#### [WRITTEN TASK]
Report how many lines of the following entries include the string "color"; respond with the number alone.

►

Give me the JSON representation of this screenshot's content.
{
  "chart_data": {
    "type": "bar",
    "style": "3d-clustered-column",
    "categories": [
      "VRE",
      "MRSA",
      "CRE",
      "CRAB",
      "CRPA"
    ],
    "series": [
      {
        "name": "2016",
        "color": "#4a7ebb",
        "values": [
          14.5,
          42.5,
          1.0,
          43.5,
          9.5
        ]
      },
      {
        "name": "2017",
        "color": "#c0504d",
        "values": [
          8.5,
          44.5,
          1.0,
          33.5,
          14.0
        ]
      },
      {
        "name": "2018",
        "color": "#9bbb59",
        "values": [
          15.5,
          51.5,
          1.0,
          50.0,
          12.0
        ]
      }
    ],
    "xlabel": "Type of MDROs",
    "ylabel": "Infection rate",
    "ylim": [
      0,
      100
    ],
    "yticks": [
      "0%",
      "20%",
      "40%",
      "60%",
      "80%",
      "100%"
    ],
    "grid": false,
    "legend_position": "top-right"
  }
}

◄

#### [IN RESPONSE]
3